Job
State how many lines in the entries below contain "Tener". Write nothing but the number.
[start Data for this exercise]
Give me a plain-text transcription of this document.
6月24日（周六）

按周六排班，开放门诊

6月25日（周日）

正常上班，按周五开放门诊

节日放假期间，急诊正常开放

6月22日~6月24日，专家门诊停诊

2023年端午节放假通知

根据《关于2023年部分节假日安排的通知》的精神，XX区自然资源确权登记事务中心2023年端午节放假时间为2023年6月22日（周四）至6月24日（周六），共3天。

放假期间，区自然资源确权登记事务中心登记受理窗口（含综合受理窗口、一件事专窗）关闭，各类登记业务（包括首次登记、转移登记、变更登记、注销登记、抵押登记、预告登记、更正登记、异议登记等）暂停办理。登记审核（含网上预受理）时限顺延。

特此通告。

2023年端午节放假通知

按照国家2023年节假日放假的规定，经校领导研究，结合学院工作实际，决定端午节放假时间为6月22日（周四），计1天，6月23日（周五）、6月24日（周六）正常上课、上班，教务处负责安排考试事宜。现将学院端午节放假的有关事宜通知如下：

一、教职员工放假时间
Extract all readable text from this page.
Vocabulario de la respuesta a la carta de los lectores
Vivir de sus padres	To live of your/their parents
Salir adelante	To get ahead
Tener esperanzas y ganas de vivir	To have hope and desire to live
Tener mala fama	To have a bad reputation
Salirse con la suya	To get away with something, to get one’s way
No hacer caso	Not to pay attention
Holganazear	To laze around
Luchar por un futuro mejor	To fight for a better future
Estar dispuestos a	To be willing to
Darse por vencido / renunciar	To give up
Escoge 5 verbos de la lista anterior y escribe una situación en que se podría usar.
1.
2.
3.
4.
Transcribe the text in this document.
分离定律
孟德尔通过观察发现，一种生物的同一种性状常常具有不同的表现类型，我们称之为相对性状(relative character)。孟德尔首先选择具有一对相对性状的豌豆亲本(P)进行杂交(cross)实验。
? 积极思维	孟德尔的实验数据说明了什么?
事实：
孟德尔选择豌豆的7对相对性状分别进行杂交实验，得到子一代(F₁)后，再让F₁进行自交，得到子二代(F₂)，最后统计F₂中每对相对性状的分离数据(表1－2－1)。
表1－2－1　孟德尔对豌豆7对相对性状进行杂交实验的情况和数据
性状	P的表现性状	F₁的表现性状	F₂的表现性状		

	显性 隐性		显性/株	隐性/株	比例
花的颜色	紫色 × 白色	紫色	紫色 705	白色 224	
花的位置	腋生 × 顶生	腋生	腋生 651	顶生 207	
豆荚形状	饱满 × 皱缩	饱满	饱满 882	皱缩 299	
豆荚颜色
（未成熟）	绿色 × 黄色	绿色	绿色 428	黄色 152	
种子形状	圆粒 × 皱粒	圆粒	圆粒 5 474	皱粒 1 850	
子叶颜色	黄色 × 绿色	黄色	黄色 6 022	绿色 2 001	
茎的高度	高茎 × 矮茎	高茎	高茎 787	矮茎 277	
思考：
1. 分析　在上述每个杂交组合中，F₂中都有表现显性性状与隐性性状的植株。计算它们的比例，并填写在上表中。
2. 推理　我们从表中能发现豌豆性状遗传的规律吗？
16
[end Data for this exercise]
Full answer
2